[RECORDED DATA]:

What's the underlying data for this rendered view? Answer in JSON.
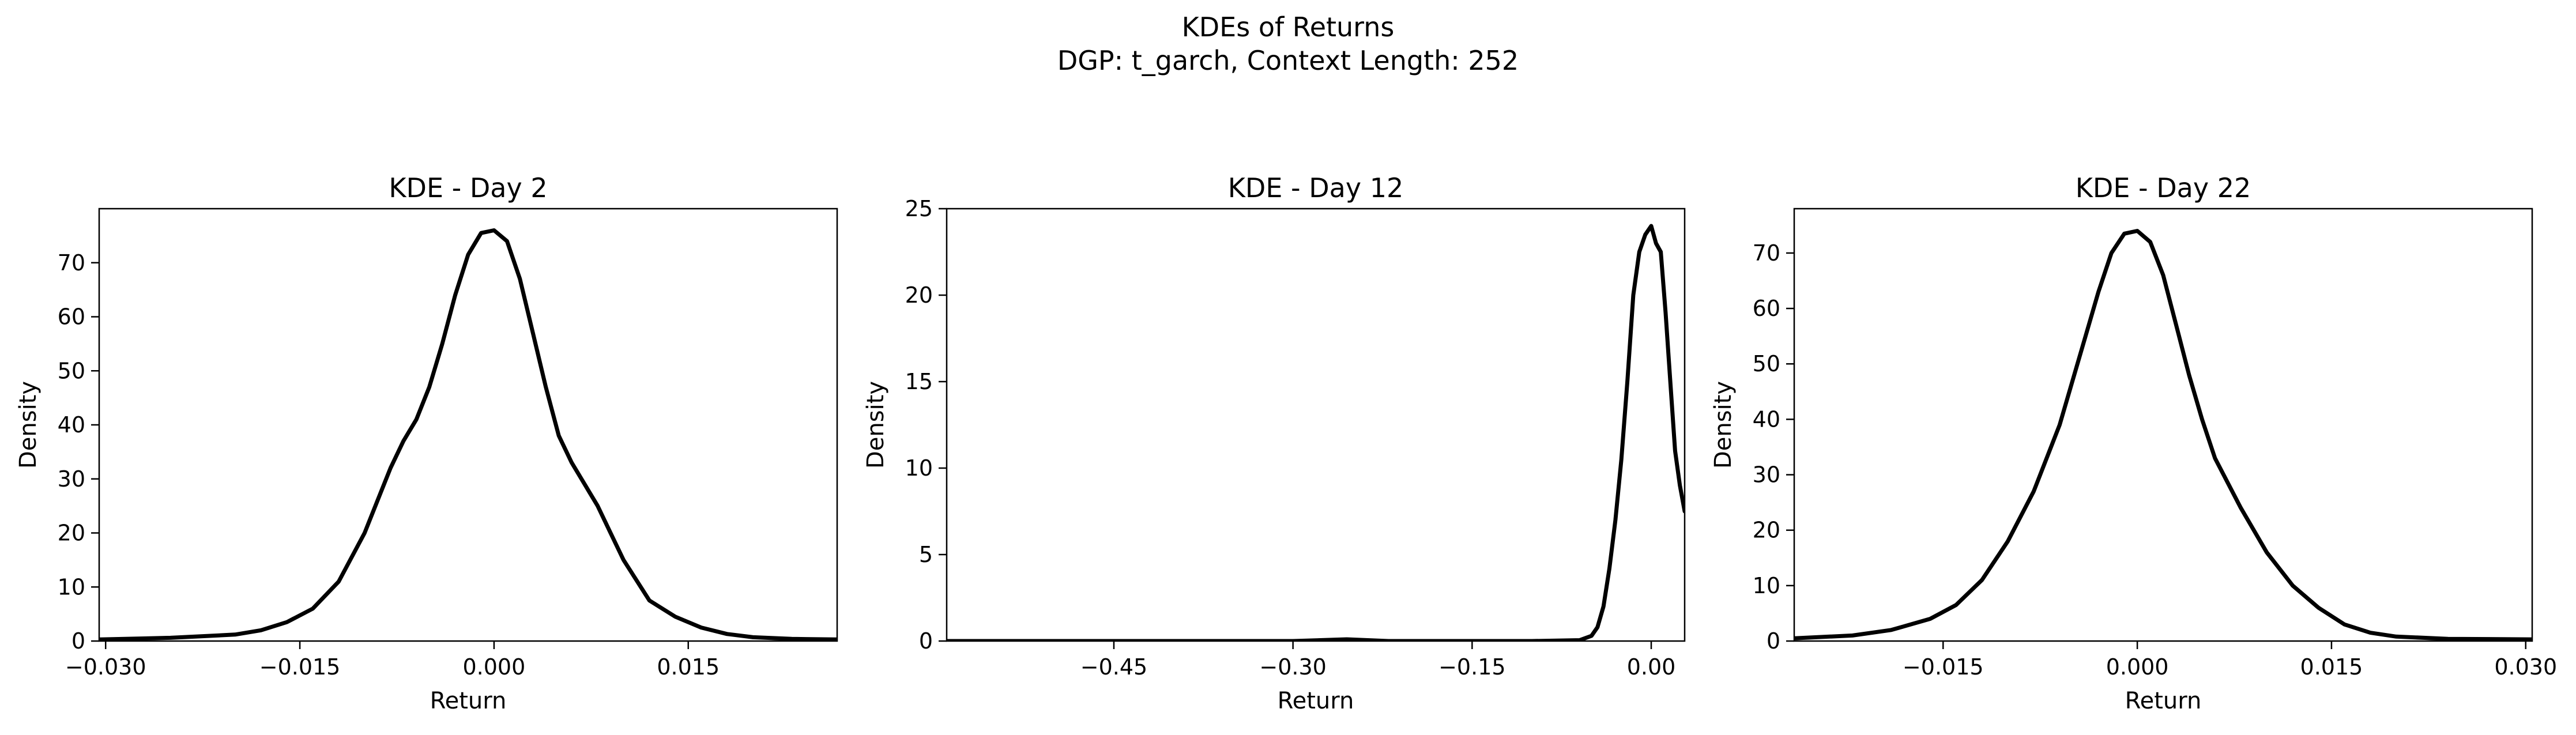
{
  "figure": {
    "title_line1": "KDEs of Returns",
    "title_line2": "DGP: t_garch, Context Length: 252"
  },
  "style": {
    "line_color": "#000000",
    "background": "#ffffff"
  },
  "chart_data": [
    {
      "type": "line",
      "title": "KDE - Day 2",
      "xlabel": "Return",
      "ylabel": "Density",
      "xlim": [
        -0.0305,
        0.0265
      ],
      "ylim": [
        0,
        80
      ],
      "xticks": [
        -0.03,
        -0.015,
        0.0,
        0.015
      ],
      "xtick_labels": [
        "−0.030",
        "−0.015",
        "0.000",
        "0.015"
      ],
      "yticks": [
        0,
        10,
        20,
        30,
        40,
        50,
        60,
        70
      ],
      "ytick_labels": [
        "0",
        "10",
        "20",
        "30",
        "40",
        "50",
        "60",
        "70"
      ],
      "grid": false,
      "series": [
        {
          "x": [
            -0.0305,
            -0.025,
            -0.02,
            -0.018,
            -0.016,
            -0.014,
            -0.012,
            -0.01,
            -0.009,
            -0.008,
            -0.007,
            -0.006,
            -0.005,
            -0.004,
            -0.003,
            -0.002,
            -0.001,
            0.0,
            0.001,
            0.002,
            0.003,
            0.004,
            0.005,
            0.006,
            0.007,
            0.008,
            0.009,
            0.01,
            0.012,
            0.014,
            0.016,
            0.018,
            0.02,
            0.023,
            0.0265
          ],
          "y": [
            0.3,
            0.6,
            1.2,
            2.0,
            3.5,
            6.0,
            11.0,
            20.0,
            26.0,
            32.0,
            37.0,
            41.0,
            47.0,
            55.0,
            64.0,
            71.5,
            75.5,
            76.0,
            74.0,
            67.0,
            57.0,
            47.0,
            38.0,
            33.0,
            29.0,
            25.0,
            20.0,
            15.0,
            7.5,
            4.5,
            2.5,
            1.3,
            0.7,
            0.4,
            0.3
          ]
        }
      ]
    },
    {
      "type": "line",
      "title": "KDE - Day 12",
      "xlabel": "Return",
      "ylabel": "Density",
      "xlim": [
        -0.59,
        0.028
      ],
      "ylim": [
        0,
        25
      ],
      "xticks": [
        -0.45,
        -0.3,
        -0.15,
        0.0
      ],
      "xtick_labels": [
        "−0.45",
        "−0.30",
        "−0.15",
        "0.00"
      ],
      "yticks": [
        0,
        5,
        10,
        15,
        20,
        25
      ],
      "ytick_labels": [
        "0",
        "5",
        "10",
        "15",
        "20",
        "25"
      ],
      "grid": false,
      "series": [
        {
          "x": [
            -0.59,
            -0.4,
            -0.3,
            -0.255,
            -0.22,
            -0.1,
            -0.06,
            -0.05,
            -0.045,
            -0.04,
            -0.035,
            -0.03,
            -0.025,
            -0.02,
            -0.015,
            -0.01,
            -0.005,
            0.0,
            0.004,
            0.008,
            0.012,
            0.016,
            0.02,
            0.024,
            0.028
          ],
          "y": [
            0.0,
            0.0,
            0.0,
            0.1,
            0.0,
            0.0,
            0.05,
            0.3,
            0.8,
            2.0,
            4.2,
            7.0,
            10.5,
            15.0,
            20.0,
            22.5,
            23.5,
            24.0,
            23.0,
            22.5,
            19.0,
            15.0,
            11.0,
            9.0,
            7.5
          ]
        }
      ]
    },
    {
      "type": "line",
      "title": "KDE - Day 22",
      "xlabel": "Return",
      "ylabel": "Density",
      "xlim": [
        -0.0265,
        0.0305
      ],
      "ylim": [
        0,
        78
      ],
      "xticks": [
        -0.015,
        0.0,
        0.015,
        0.03
      ],
      "xtick_labels": [
        "−0.015",
        "0.000",
        "0.015",
        "0.030"
      ],
      "yticks": [
        0,
        10,
        20,
        30,
        40,
        50,
        60,
        70
      ],
      "ytick_labels": [
        "0",
        "10",
        "20",
        "30",
        "40",
        "50",
        "60",
        "70"
      ],
      "grid": false,
      "series": [
        {
          "x": [
            -0.0265,
            -0.022,
            -0.019,
            -0.016,
            -0.014,
            -0.012,
            -0.01,
            -0.008,
            -0.006,
            -0.004,
            -0.003,
            -0.002,
            -0.001,
            0.0,
            0.001,
            0.002,
            0.003,
            0.004,
            0.005,
            0.006,
            0.008,
            0.01,
            0.012,
            0.014,
            0.016,
            0.018,
            0.02,
            0.024,
            0.0305
          ],
          "y": [
            0.5,
            1.0,
            2.0,
            4.0,
            6.5,
            11.0,
            18.0,
            27.0,
            39.0,
            55.0,
            63.0,
            70.0,
            73.5,
            74.0,
            72.0,
            66.0,
            57.0,
            48.0,
            40.0,
            33.0,
            24.0,
            16.0,
            10.0,
            6.0,
            3.0,
            1.5,
            0.8,
            0.4,
            0.3
          ]
        }
      ]
    }
  ]
}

[WHAT THE TASK REQUIRES]: Quote the entries in full. Any image among them is to be omitted from the copy.

[WORKED ANSWER]:
What's the underlying data for this rendered view? Answer in JSON.
{
  "figure": {
    "title_line1": "KDEs of Returns",
    "title_line2": "DGP: t_garch, Context Length: 252"
  },
  "style": {
    "line_color": "#000000",
    "background": "#ffffff"
  },
  "chart_data": [
    {
      "type": "line",
      "title": "KDE - Day 2",
      "xlabel": "Return",
      "ylabel": "Density",
      "xlim": [
        -0.0305,
        0.0265
      ],
      "ylim": [
        0,
        80
      ],
      "xticks": [
        -0.03,
        -0.015,
        0.0,
        0.015
      ],
      "xtick_labels": [
        "−0.030",
        "−0.015",
        "0.000",
        "0.015"
      ],
      "yticks": [
        0,
        10,
        20,
        30,
        40,
        50,
        60,
        70
      ],
      "ytick_labels": [
        "0",
        "10",
        "20",
        "30",
        "40",
        "50",
        "60",
        "70"
      ],
      "grid": false,
      "series": [
        {
          "x": [
            -0.0305,
            -0.025,
            -0.02,
            -0.018,
            -0.016,
            -0.014,
            -0.012,
            -0.01,
            -0.009,
            -0.008,
            -0.007,
            -0.006,
            -0.005,
            -0.004,
            -0.003,
            -0.002,
            -0.001,
            0.0,
            0.001,
            0.002,
            0.003,
            0.004,
            0.005,
            0.006,
            0.007,
            0.008,
            0.009,
            0.01,
            0.012,
            0.014,
            0.016,
            0.018,
            0.02,
            0.023,
            0.0265
          ],
          "y": [
            0.3,
            0.6,
            1.2,
            2.0,
            3.5,
            6.0,
            11.0,
            20.0,
            26.0,
            32.0,
            37.0,
            41.0,
            47.0,
            55.0,
            64.0,
            71.5,
            75.5,
            76.0,
            74.0,
            67.0,
            57.0,
            47.0,
            38.0,
            33.0,
            29.0,
            25.0,
            20.0,
            15.0,
            7.5,
            4.5,
            2.5,
            1.3,
            0.7,
            0.4,
            0.3
          ]
        }
      ]
    },
    {
      "type": "line",
      "title": "KDE - Day 12",
      "xlabel": "Return",
      "ylabel": "Density",
      "xlim": [
        -0.59,
        0.028
      ],
      "ylim": [
        0,
        25
      ],
      "xticks": [
        -0.45,
        -0.3,
        -0.15,
        0.0
      ],
      "xtick_labels": [
        "−0.45",
        "−0.30",
        "−0.15",
        "0.00"
      ],
      "yticks": [
        0,
        5,
        10,
        15,
        20,
        25
      ],
      "ytick_labels": [
        "0",
        "5",
        "10",
        "15",
        "20",
        "25"
      ],
      "grid": false,
      "series": [
        {
          "x": [
            -0.59,
            -0.4,
            -0.3,
            -0.255,
            -0.22,
            -0.1,
            -0.06,
            -0.05,
            -0.045,
            -0.04,
            -0.035,
            -0.03,
            -0.025,
            -0.02,
            -0.015,
            -0.01,
            -0.005,
            0.0,
            0.004,
            0.008,
            0.012,
            0.016,
            0.02,
            0.024,
            0.028
          ],
          "y": [
            0.0,
            0.0,
            0.0,
            0.1,
            0.0,
            0.0,
            0.05,
            0.3,
            0.8,
            2.0,
            4.2,
            7.0,
            10.5,
            15.0,
            20.0,
            22.5,
            23.5,
            24.0,
            23.0,
            22.5,
            19.0,
            15.0,
            11.0,
            9.0,
            7.5
          ]
        }
      ]
    },
    {
      "type": "line",
      "title": "KDE - Day 22",
      "xlabel": "Return",
      "ylabel": "Density",
      "xlim": [
        -0.0265,
        0.0305
      ],
      "ylim": [
        0,
        78
      ],
      "xticks": [
        -0.015,
        0.0,
        0.015,
        0.03
      ],
      "xtick_labels": [
        "−0.015",
        "0.000",
        "0.015",
        "0.030"
      ],
      "yticks": [
        0,
        10,
        20,
        30,
        40,
        50,
        60,
        70
      ],
      "ytick_labels": [
        "0",
        "10",
        "20",
        "30",
        "40",
        "50",
        "60",
        "70"
      ],
      "grid": false,
      "series": [
        {
          "x": [
            -0.0265,
            -0.022,
            -0.019,
            -0.016,
            -0.014,
            -0.012,
            -0.01,
            -0.008,
            -0.006,
            -0.004,
            -0.003,
            -0.002,
            -0.001,
            0.0,
            0.001,
            0.002,
            0.003,
            0.004,
            0.005,
            0.006,
            0.008,
            0.01,
            0.012,
            0.014,
            0.016,
            0.018,
            0.02,
            0.024,
            0.0305
          ],
          "y": [
            0.5,
            1.0,
            2.0,
            4.0,
            6.5,
            11.0,
            18.0,
            27.0,
            39.0,
            55.0,
            63.0,
            70.0,
            73.5,
            74.0,
            72.0,
            66.0,
            57.0,
            48.0,
            40.0,
            33.0,
            24.0,
            16.0,
            10.0,
            6.0,
            3.0,
            1.5,
            0.8,
            0.4,
            0.3
          ]
        }
      ]
    }
  ]
}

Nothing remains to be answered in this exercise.